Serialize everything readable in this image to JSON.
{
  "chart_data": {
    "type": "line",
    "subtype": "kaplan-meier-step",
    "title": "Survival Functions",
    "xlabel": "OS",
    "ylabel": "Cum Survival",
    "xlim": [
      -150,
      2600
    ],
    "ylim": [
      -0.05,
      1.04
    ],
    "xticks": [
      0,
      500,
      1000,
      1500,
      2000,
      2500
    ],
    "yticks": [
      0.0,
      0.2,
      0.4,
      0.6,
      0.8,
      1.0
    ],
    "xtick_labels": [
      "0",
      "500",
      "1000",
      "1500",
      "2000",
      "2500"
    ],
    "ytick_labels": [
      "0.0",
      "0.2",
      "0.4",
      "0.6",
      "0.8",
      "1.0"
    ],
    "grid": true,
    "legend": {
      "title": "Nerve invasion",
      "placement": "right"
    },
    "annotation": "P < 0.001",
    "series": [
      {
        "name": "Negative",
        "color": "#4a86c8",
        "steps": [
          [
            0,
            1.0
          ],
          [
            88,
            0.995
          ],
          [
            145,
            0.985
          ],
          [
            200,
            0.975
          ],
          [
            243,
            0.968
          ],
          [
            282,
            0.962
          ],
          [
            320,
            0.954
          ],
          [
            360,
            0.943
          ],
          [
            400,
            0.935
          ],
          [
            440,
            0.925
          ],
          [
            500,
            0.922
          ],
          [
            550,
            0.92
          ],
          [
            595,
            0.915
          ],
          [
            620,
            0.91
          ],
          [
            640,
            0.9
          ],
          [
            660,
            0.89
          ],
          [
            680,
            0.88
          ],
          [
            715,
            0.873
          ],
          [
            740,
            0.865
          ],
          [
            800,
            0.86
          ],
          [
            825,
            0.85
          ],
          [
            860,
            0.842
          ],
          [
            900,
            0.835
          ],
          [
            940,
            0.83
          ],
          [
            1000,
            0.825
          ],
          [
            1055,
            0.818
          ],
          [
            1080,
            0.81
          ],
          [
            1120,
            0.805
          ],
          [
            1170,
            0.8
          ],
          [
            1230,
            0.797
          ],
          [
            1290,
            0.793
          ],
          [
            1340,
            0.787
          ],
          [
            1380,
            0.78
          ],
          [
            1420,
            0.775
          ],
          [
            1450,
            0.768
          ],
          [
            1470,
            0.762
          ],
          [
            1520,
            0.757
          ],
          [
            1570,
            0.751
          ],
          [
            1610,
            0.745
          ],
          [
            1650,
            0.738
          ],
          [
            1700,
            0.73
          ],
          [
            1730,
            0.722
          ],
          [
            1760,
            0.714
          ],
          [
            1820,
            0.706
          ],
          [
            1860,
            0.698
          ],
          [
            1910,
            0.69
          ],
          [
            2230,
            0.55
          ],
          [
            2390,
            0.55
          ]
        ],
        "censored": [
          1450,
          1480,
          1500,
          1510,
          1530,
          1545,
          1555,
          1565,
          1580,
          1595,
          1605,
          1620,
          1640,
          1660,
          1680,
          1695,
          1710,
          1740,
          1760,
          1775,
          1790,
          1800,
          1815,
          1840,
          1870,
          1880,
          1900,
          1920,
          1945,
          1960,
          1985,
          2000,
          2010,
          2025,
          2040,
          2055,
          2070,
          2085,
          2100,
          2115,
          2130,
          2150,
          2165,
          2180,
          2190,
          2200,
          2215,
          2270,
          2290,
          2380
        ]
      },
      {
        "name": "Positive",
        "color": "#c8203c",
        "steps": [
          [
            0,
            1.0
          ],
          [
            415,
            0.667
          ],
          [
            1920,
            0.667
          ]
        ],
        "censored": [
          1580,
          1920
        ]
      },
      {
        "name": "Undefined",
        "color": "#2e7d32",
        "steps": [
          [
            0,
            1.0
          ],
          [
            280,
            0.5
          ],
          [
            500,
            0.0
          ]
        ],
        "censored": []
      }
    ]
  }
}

• DIRECTIVE: Report each line of the material above where the word "name" appears.

• THE ANSWER:
        "name": "Negative",
        "name": "Positive",
        "name": "Undefined",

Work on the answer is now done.